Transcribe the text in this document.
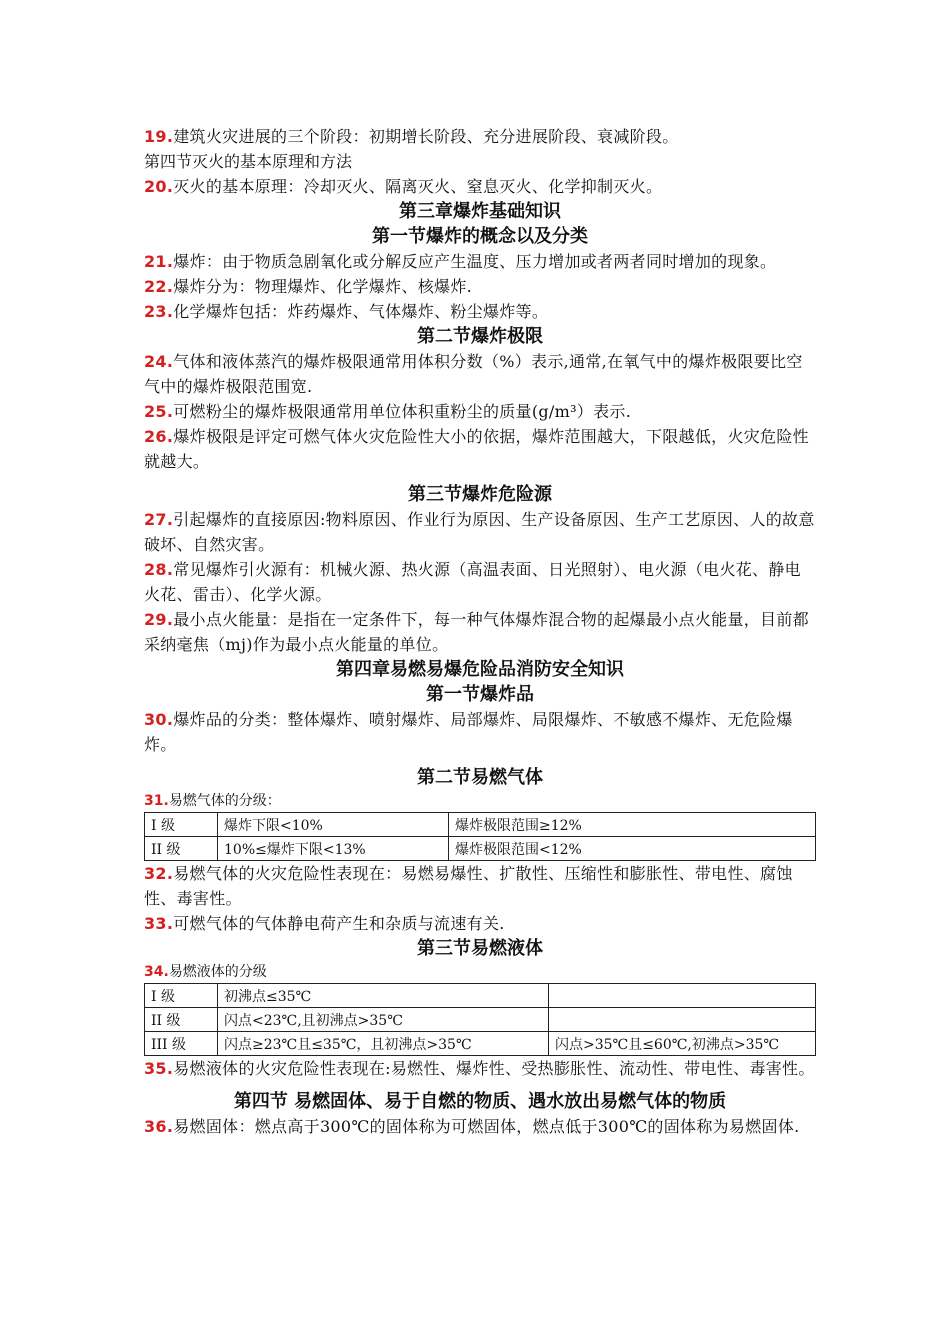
19.建筑火灾进展的三个阶段：初期增长阶段、充分进展阶段、衰减阶段。

第四节灭火的基本原理和方法

20.灭火的基本原理：冷却灭火、隔离灭火、窒息灭火、化学抑制灭火。

第三章爆炸基础知识

第一节爆炸的概念以及分类

21.爆炸：由于物质急剧氧化或分解反应产生温度、压力增加或者两者同时增加的现象。

22.爆炸分为：物理爆炸、化学爆炸、核爆炸.

23.化学爆炸包括：炸药爆炸、气体爆炸、粉尘爆炸等。

第二节爆炸极限

24.气体和液体蒸汽的爆炸极限通常用体积分数（%）表示,通常,在氧气中的爆炸极限要比空气中的爆炸极限范围宽.

25.可燃粉尘的爆炸极限通常用单位体积重粉尘的质量(g/m³）表示.

26.爆炸极限是评定可燃气体火灾危险性大小的依据，爆炸范围越大，下限越低，火灾危险性就越大。

第三节爆炸危险源

27.引起爆炸的直接原因:物料原因、作业行为原因、生产设备原因、生产工艺原因、人的故意破坏、自然灾害。

28.常见爆炸引火源有：机械火源、热火源（高温表面、日光照射）、电火源（电火花、静电火花、雷击）、化学火源。

29.最小点火能量：是指在一定条件下，每一种气体爆炸混合物的起爆最小点火能量，目前都采纳毫焦（mj)作为最小点火能量的单位。

第四章易燃易爆危险品消防安全知识

第一节爆炸品

30.爆炸品的分类：整体爆炸、喷射爆炸、局部爆炸、局限爆炸、不敏感不爆炸、无危险爆炸。

第二节易燃气体

31.易燃气体的分级：

I 级	爆炸下限<10%	爆炸极限范围≥12%
II 级	10%≤爆炸下限<13%	爆炸极限范围<12%

32.易燃气体的火灾危险性表现在：易燃易爆性、扩散性、压缩性和膨胀性、带电性、腐蚀性、毒害性。

33.可燃气体的气体静电荷产生和杂质与流速有关.

第三节易燃液体

34.易燃液体的分级

I 级	初沸点≤35℃	
II 级	闪点<23℃,且初沸点>35℃	
III 级	闪点≥23℃且≤35℃，且初沸点>35℃	闪点>35℃且≤60℃,初沸点>35℃

35.易燃液体的火灾危险性表现在:易燃性、爆炸性、受热膨胀性、流动性、带电性、毒害性。

第四节 易燃固体、易于自燃的物质、遇水放出易燃气体的物质

36.易燃固体：燃点高于300℃的固体称为可燃固体，燃点低于300℃的固体称为易燃固体.
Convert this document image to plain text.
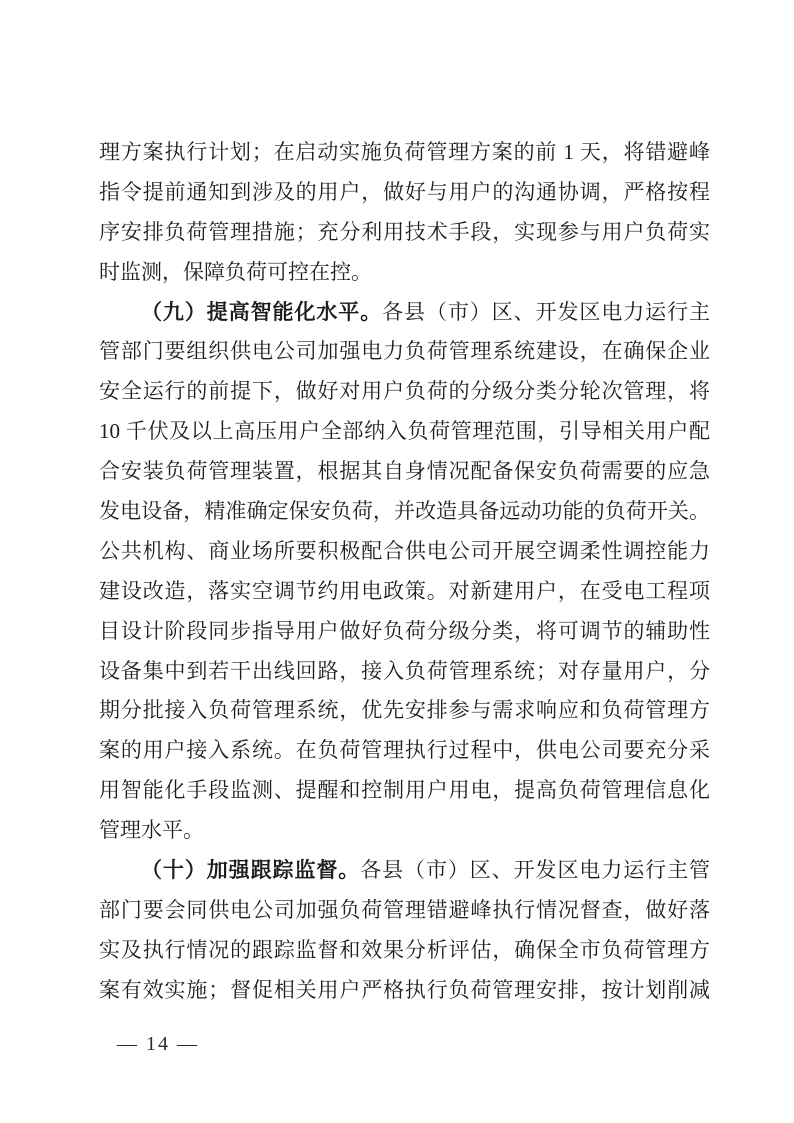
理方案执行计划；在启动实施负荷管理方案的前 1 天，将错避峰
指令提前通知到涉及的用户，做好与用户的沟通协调，严格按程
序安排负荷管理措施；充分利用技术手段，实现参与用户负荷实
时监测，保障负荷可控在控。
（九）提高智能化水平。各县（市）区、开发区电力运行主
管部门要组织供电公司加强电力负荷管理系统建设，在确保企业
安全运行的前提下，做好对用户负荷的分级分类分轮次管理，将
10 千伏及以上高压用户全部纳入负荷管理范围，引导相关用户配
合安装负荷管理装置，根据其自身情况配备保安负荷需要的应急
发电设备，精准确定保安负荷，并改造具备远动功能的负荷开关。
公共机构、商业场所要积极配合供电公司开展空调柔性调控能力
建设改造，落实空调节约用电政策。对新建用户，在受电工程项
目设计阶段同步指导用户做好负荷分级分类，将可调节的辅助性
设备集中到若干出线回路，接入负荷管理系统；对存量用户，分
期分批接入负荷管理系统，优先安排参与需求响应和负荷管理方
案的用户接入系统。在负荷管理执行过程中，供电公司要充分采
用智能化手段监测、提醒和控制用户用电，提高负荷管理信息化
管理水平。
（十）加强跟踪监督。各县（市）区、开发区电力运行主管
部门要会同供电公司加强负荷管理错避峰执行情况督查，做好落
实及执行情况的跟踪监督和效果分析评估，确保全市负荷管理方
案有效实施；督促相关用户严格执行负荷管理安排，按计划削减
— 14 —
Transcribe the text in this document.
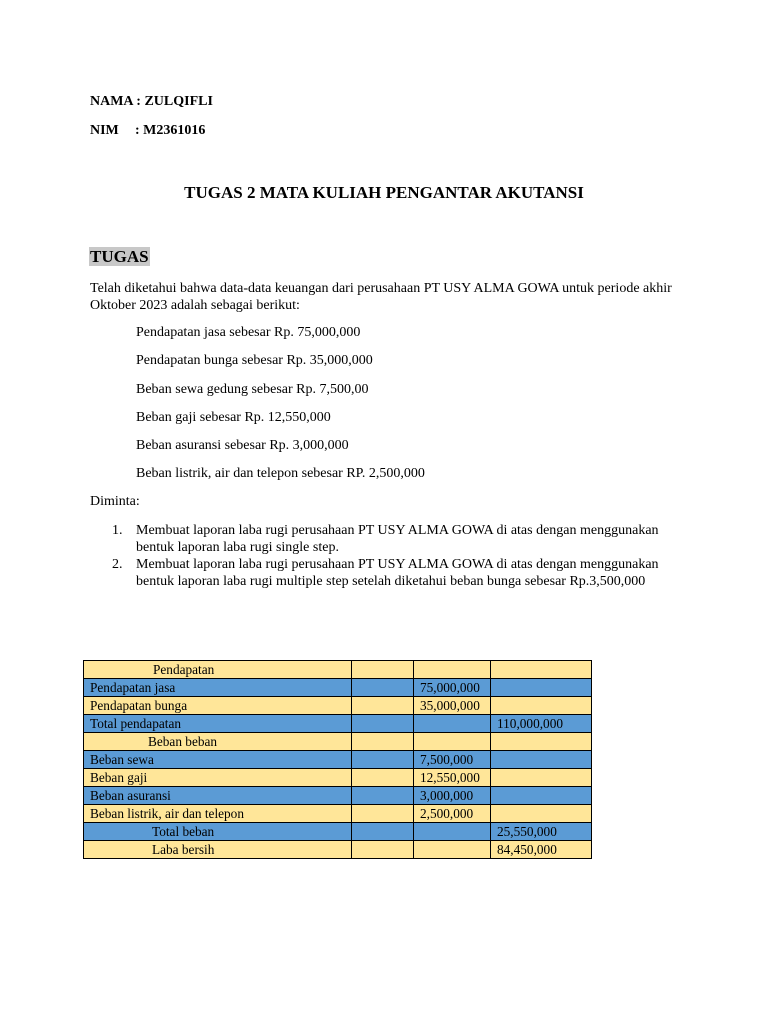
NAMA : ZULQIFLI
NIM : M2361016
TUGAS 2 MATA KULIAH PENGANTAR AKUTANSI
TUGAS
Telah diketahui bahwa data-data keuangan dari perusahaan PT USY ALMA GOWA untuk periode akhir Oktober 2023 adalah sebagai berikut:
Pendapatan jasa sebesar Rp. 75,000,000
Pendapatan bunga sebesar Rp. 35,000,000
Beban sewa gedung sebesar Rp. 7,500,00
Beban gaji sebesar Rp. 12,550,000
Beban asuransi sebesar Rp. 3,000,000
Beban listrik, air dan telepon sebesar RP. 2,500,000
Diminta:
1. Membuat laporan laba rugi perusahaan PT USY ALMA GOWA di atas dengan menggunakan
bentuk laporan laba rugi single step.
2. Membuat laporan laba rugi perusahaan PT USY ALMA GOWA di atas dengan menggunakan
bentuk laporan laba rugi multiple step setelah diketahui beban bunga sebesar Rp.3,500,000
Pendapatan			
Pendapatan jasa		75,000,000	
Pendapatan bunga		35,000,000	
Total pendapatan			110,000,000
Beban beban			
Beban sewa		7,500,000	
Beban gaji		12,550,000	
Beban asuransi		3,000,000	
Beban listrik, air dan telepon		2,500,000	
Total beban			25,550,000
Laba bersih			84,450,000
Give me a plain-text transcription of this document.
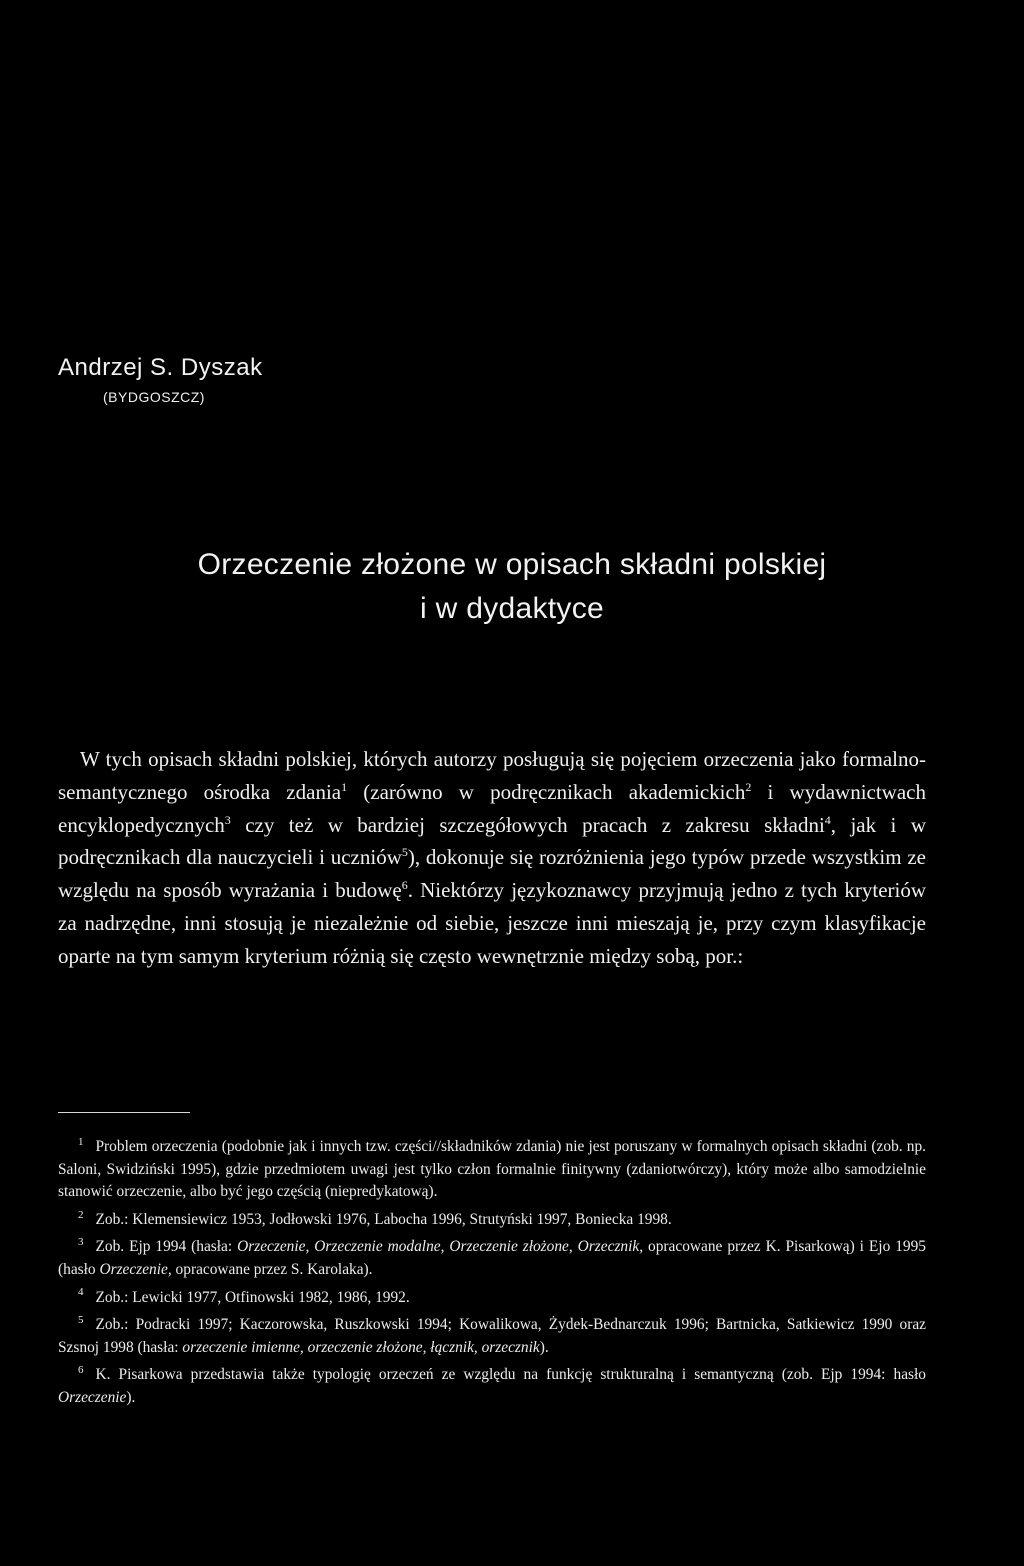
Andrzej S. Dyszak
(BYDGOSZCZ)
Orzeczenie złożone w opisach składni polskiej
i w dydaktyce
W tych opisach składni polskiej, których autorzy posługują się pojęciem orzeczenia jako formalno-semantycznego ośrodka zdania$^1$ (zarówno w podręcznikach akademickich$^2$ i wydawnictwach encyklopedycznych$^3$ czy też w bardziej szczegółowych pracach z zakresu składni$^4$, jak i w podręcznikach dla nauczycieli i uczniów$^5$), dokonuje się rozróżnienia jego typów przede wszystkim ze względu na sposób wyrażania i budowę$^6$. Niektórzy językoznawcy przyjmują jedno z tych kryteriów za nadrzędne, inni stosują je niezależnie od siebie, jeszcze inni mieszają je, przy czym klasyfikacje oparte na tym samym kryterium różnią się często wewnętrznie między sobą, por.:

$^1$ Problem orzeczenia (podobnie jak i innych tzw. części//składników zdania) nie jest poruszany w formalnych opisach składni (zob. np. Saloni, Swidziński 1995), gdzie przedmiotem uwagi jest tylko człon formalnie finitywny (zdaniotwórczy), który może albo samodzielnie stanowić orzeczenie, albo być jego częścią (niepredykatową).

$^2$ Zob.: Klemensiewicz 1953, Jodłowski 1976, Labocha 1996, Strutyński 1997, Boniecka 1998.

$^3$ Zob. Ejp 1994 (hasła: Orzeczenie, Orzeczenie modalne, Orzeczenie złożone, Orzecznik, opracowane przez K. Pisarkową) i Ejo 1995 (hasło Orzeczenie, opracowane przez S. Karolaka).

$^4$ Zob.: Lewicki 1977, Otfinowski 1982, 1986, 1992.

$^5$ Zob.: Podracki 1997; Kaczorowska, Ruszkowski 1994; Kowalikowa, Żydek-Bednarczuk 1996; Bartnicka, Satkiewicz 1990 oraz Szsnoj 1998 (hasła: orzeczenie imienne, orzeczenie złożone, łącznik, orzecznik).

$^6$ K. Pisarkowa przedstawia także typologię orzeczeń ze względu na funkcję strukturalną i semantyczną (zob. Ejp 1994: hasło Orzeczenie).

══════════

→ **OBJECTIVE**: Your copy of the data above should match it exactly, except that pictures are left out.

→ **COMPLETED EXERCISE**:
Transcribe the text in this document.
19.建筑火灾进展的三个阶段：初期增长阶段、充分进展阶段、衰减阶段。

第四节灭火的基本原理和方法

20.灭火的基本原理：冷却灭火、隔离灭火、窒息灭火、化学抑制灭火。

第三章爆炸基础知识

第一节爆炸的概念以及分类

21.爆炸：由于物质急剧氧化或分解反应产生温度、压力增加或者两者同时增加的现象。

22.爆炸分为：物理爆炸、化学爆炸、核爆炸.

23.化学爆炸包括：炸药爆炸、气体爆炸、粉尘爆炸等。

第二节爆炸极限

24.气体和液体蒸汽的爆炸极限通常用体积分数（%）表示,通常,在氧气中的爆炸极限要比空气中的爆炸极限范围宽.

25.可燃粉尘的爆炸极限通常用单位体积重粉尘的质量(g/m³）表示.

26.爆炸极限是评定可燃气体火灾危险性大小的依据，爆炸范围越大，下限越低，火灾危险性就越大。

第三节爆炸危险源

27.引起爆炸的直接原因:物料原因、作业行为原因、生产设备原因、生产工艺原因、人的故意破坏、自然灾害。

28.常见爆炸引火源有：机械火源、热火源（高温表面、日光照射）、电火源（电火花、静电火花、雷击）、化学火源。

29.最小点火能量：是指在一定条件下，每一种气体爆炸混合物的起爆最小点火能量，目前都采纳毫焦（mj)作为最小点火能量的单位。

第四章易燃易爆危险品消防安全知识

第一节爆炸品

30.爆炸品的分类：整体爆炸、喷射爆炸、局部爆炸、局限爆炸、不敏感不爆炸、无危险爆炸。

第二节易燃气体

31.易燃气体的分级：

I 级	爆炸下限<10%	爆炸极限范围≥12%
II 级	10%≤爆炸下限<13%	爆炸极限范围<12%

32.易燃气体的火灾危险性表现在：易燃易爆性、扩散性、压缩性和膨胀性、带电性、腐蚀性、毒害性。

33.可燃气体的气体静电荷产生和杂质与流速有关.

第三节易燃液体

34.易燃液体的分级

I 级	初沸点≤35℃	
II 级	闪点<23℃,且初沸点>35℃	
III 级	闪点≥23℃且≤35℃，且初沸点>35℃	闪点>35℃且≤60℃,初沸点>35℃

35.易燃液体的火灾危险性表现在:易燃性、爆炸性、受热膨胀性、流动性、带电性、毒害性。

第四节 易燃固体、易于自燃的物质、遇水放出易燃气体的物质

36.易燃固体：燃点高于300℃的固体称为可燃固体，燃点低于300℃的固体称为易燃固体.
Convert this document image to plain text.
理方案执行计划；在启动实施负荷管理方案的前 1 天，将错避峰
指令提前通知到涉及的用户，做好与用户的沟通协调，严格按程
序安排负荷管理措施；充分利用技术手段，实现参与用户负荷实
时监测，保障负荷可控在控。
（九）提高智能化水平。各县（市）区、开发区电力运行主
管部门要组织供电公司加强电力负荷管理系统建设，在确保企业
安全运行的前提下，做好对用户负荷的分级分类分轮次管理，将
10 千伏及以上高压用户全部纳入负荷管理范围，引导相关用户配
合安装负荷管理装置，根据其自身情况配备保安负荷需要的应急
发电设备，精准确定保安负荷，并改造具备远动功能的负荷开关。
公共机构、商业场所要积极配合供电公司开展空调柔性调控能力
建设改造，落实空调节约用电政策。对新建用户，在受电工程项
目设计阶段同步指导用户做好负荷分级分类，将可调节的辅助性
设备集中到若干出线回路，接入负荷管理系统；对存量用户，分
期分批接入负荷管理系统，优先安排参与需求响应和负荷管理方
案的用户接入系统。在负荷管理执行过程中，供电公司要充分采
用智能化手段监测、提醒和控制用户用电，提高负荷管理信息化
管理水平。
（十）加强跟踪监督。各县（市）区、开发区电力运行主管
部门要会同供电公司加强负荷管理错避峰执行情况督查，做好落
实及执行情况的跟踪监督和效果分析评估，确保全市负荷管理方
案有效实施；督促相关用户严格执行负荷管理安排，按计划削减
— 14 —
Transcribe the text in this document.
NAMA : ZULQIFLI
NIM : M2361016
TUGAS 2 MATA KULIAH PENGANTAR AKUTANSI
TUGAS
Telah diketahui bahwa data-data keuangan dari perusahaan PT USY ALMA GOWA untuk periode akhir Oktober 2023 adalah sebagai berikut:
Pendapatan jasa sebesar Rp. 75,000,000
Pendapatan bunga sebesar Rp. 35,000,000
Beban sewa gedung sebesar Rp. 7,500,00
Beban gaji sebesar Rp. 12,550,000
Beban asuransi sebesar Rp. 3,000,000
Beban listrik, air dan telepon sebesar RP. 2,500,000
Diminta:
1. Membuat laporan laba rugi perusahaan PT USY ALMA GOWA di atas dengan menggunakan
bentuk laporan laba rugi single step.
2. Membuat laporan laba rugi perusahaan PT USY ALMA GOWA di atas dengan menggunakan
bentuk laporan laba rugi multiple step setelah diketahui beban bunga sebesar Rp.3,500,000
Pendapatan			
Pendapatan jasa		75,000,000	
Pendapatan bunga		35,000,000	
Total pendapatan			110,000,000
Beban beban			
Beban sewa		7,500,000	
Beban gaji		12,550,000	
Beban asuransi		3,000,000	
Beban listrik, air dan telepon		2,500,000	
Total beban			25,550,000
Laba bersih			84,450,000
Give me a plain-text transcription of this document.
Andrzej S. Dyszak
(BYDGOSZCZ)
Orzeczenie złożone w opisach składni polskiej
i w dydaktyce
W tych opisach składni polskiej, których autorzy posługują się pojęciem orzeczenia jako formalno-semantycznego ośrodka zdania$^1$ (zarówno w podręcznikach akademickich$^2$ i wydawnictwach encyklopedycznych$^3$ czy też w bardziej szczegółowych pracach z zakresu składni$^4$, jak i w podręcznikach dla nauczycieli i uczniów$^5$), dokonuje się rozróżnienia jego typów przede wszystkim ze względu na sposób wyrażania i budowę$^6$. Niektórzy językoznawcy przyjmują jedno z tych kryteriów za nadrzędne, inni stosują je niezależnie od siebie, jeszcze inni mieszają je, przy czym klasyfikacje oparte na tym samym kryterium różnią się często wewnętrznie między sobą, por.:

$^1$ Problem orzeczenia (podobnie jak i innych tzw. części//składników zdania) nie jest poruszany w formalnych opisach składni (zob. np. Saloni, Swidziński 1995), gdzie przedmiotem uwagi jest tylko człon formalnie finitywny (zdaniotwórczy), który może albo samodzielnie stanowić orzeczenie, albo być jego częścią (niepredykatową).

$^2$ Zob.: Klemensiewicz 1953, Jodłowski 1976, Labocha 1996, Strutyński 1997, Boniecka 1998.

$^3$ Zob. Ejp 1994 (hasła: Orzeczenie, Orzeczenie modalne, Orzeczenie złożone, Orzecznik, opracowane przez K. Pisarkową) i Ejo 1995 (hasło Orzeczenie, opracowane przez S. Karolaka).

$^4$ Zob.: Lewicki 1977, Otfinowski 1982, 1986, 1992.

$^5$ Zob.: Podracki 1997; Kaczorowska, Ruszkowski 1994; Kowalikowa, Żydek-Bednarczuk 1996; Bartnicka, Satkiewicz 1990 oraz Szsnoj 1998 (hasła: orzeczenie imienne, orzeczenie złożone, łącznik, orzecznik).

$^6$ K. Pisarkowa przedstawia także typologię orzeczeń ze względu na funkcję strukturalną i semantyczną (zob. Ejp 1994: hasło Orzeczenie).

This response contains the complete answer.